Images are not part of the copy; write out the rest of the data exactly as given.

Chart and figure data:
>>>

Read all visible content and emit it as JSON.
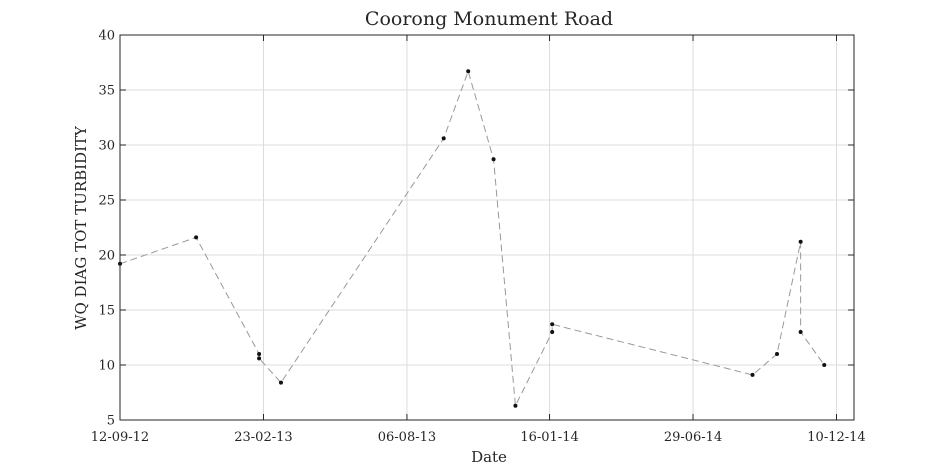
{
  "chart_data": {
    "type": "line",
    "title": "Coorong Monument Road",
    "xlabel": "Date",
    "ylabel": "WQ DIAG TOT TURBIDITY",
    "x_type": "date",
    "xlim": [
      "2012-09-12",
      "2014-12-30"
    ],
    "ylim": [
      5,
      40
    ],
    "x_ticks": [
      "2012-09-12",
      "2013-02-23",
      "2013-08-06",
      "2014-01-16",
      "2014-06-29",
      "2014-12-10"
    ],
    "x_tick_labels": [
      "12-09-12",
      "23-02-13",
      "06-08-13",
      "16-01-14",
      "29-06-14",
      "10-12-14"
    ],
    "y_ticks": [
      5,
      10,
      15,
      20,
      25,
      30,
      35,
      40
    ],
    "y_tick_labels": [
      "5",
      "10",
      "15",
      "20",
      "25",
      "30",
      "35",
      "40"
    ],
    "grid": true,
    "series": [
      {
        "color": "#999999",
        "marker_color": "#111111",
        "line_style": "dashed",
        "points": [
          {
            "x": "2012-09-12",
            "y": 19.2
          },
          {
            "x": "2012-12-08",
            "y": 21.6
          },
          {
            "x": "2013-02-18",
            "y": 11.0
          },
          {
            "x": "2013-02-18",
            "y": 10.6
          },
          {
            "x": "2013-03-15",
            "y": 8.4
          },
          {
            "x": "2013-09-17",
            "y": 30.6
          },
          {
            "x": "2013-10-15",
            "y": 36.7
          },
          {
            "x": "2013-11-13",
            "y": 28.7
          },
          {
            "x": "2013-12-08",
            "y": 6.3
          },
          {
            "x": "2014-01-19",
            "y": 13.0
          },
          {
            "x": "2014-01-19",
            "y": 13.7
          },
          {
            "x": "2014-09-05",
            "y": 9.1
          },
          {
            "x": "2014-10-03",
            "y": 11.0
          },
          {
            "x": "2014-10-30",
            "y": 21.2
          },
          {
            "x": "2014-10-30",
            "y": 13.0
          },
          {
            "x": "2014-11-26",
            "y": 10.0
          }
        ]
      }
    ]
  }
}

<<<

_Answer to this exercise_
Read all visible content and emit it as JSON.
{
  "chart_data": {
    "type": "line",
    "title": "Coorong Monument Road",
    "xlabel": "Date",
    "ylabel": "WQ DIAG TOT TURBIDITY",
    "x_type": "date",
    "xlim": [
      "2012-09-12",
      "2014-12-30"
    ],
    "ylim": [
      5,
      40
    ],
    "x_ticks": [
      "2012-09-12",
      "2013-02-23",
      "2013-08-06",
      "2014-01-16",
      "2014-06-29",
      "2014-12-10"
    ],
    "x_tick_labels": [
      "12-09-12",
      "23-02-13",
      "06-08-13",
      "16-01-14",
      "29-06-14",
      "10-12-14"
    ],
    "y_ticks": [
      5,
      10,
      15,
      20,
      25,
      30,
      35,
      40
    ],
    "y_tick_labels": [
      "5",
      "10",
      "15",
      "20",
      "25",
      "30",
      "35",
      "40"
    ],
    "grid": true,
    "series": [
      {
        "color": "#999999",
        "marker_color": "#111111",
        "line_style": "dashed",
        "points": [
          {
            "x": "2012-09-12",
            "y": 19.2
          },
          {
            "x": "2012-12-08",
            "y": 21.6
          },
          {
            "x": "2013-02-18",
            "y": 11.0
          },
          {
            "x": "2013-02-18",
            "y": 10.6
          },
          {
            "x": "2013-03-15",
            "y": 8.4
          },
          {
            "x": "2013-09-17",
            "y": 30.6
          },
          {
            "x": "2013-10-15",
            "y": 36.7
          },
          {
            "x": "2013-11-13",
            "y": 28.7
          },
          {
            "x": "2013-12-08",
            "y": 6.3
          },
          {
            "x": "2014-01-19",
            "y": 13.0
          },
          {
            "x": "2014-01-19",
            "y": 13.7
          },
          {
            "x": "2014-09-05",
            "y": 9.1
          },
          {
            "x": "2014-10-03",
            "y": 11.0
          },
          {
            "x": "2014-10-30",
            "y": 21.2
          },
          {
            "x": "2014-10-30",
            "y": 13.0
          },
          {
            "x": "2014-11-26",
            "y": 10.0
          }
        ]
      }
    ]
  }
}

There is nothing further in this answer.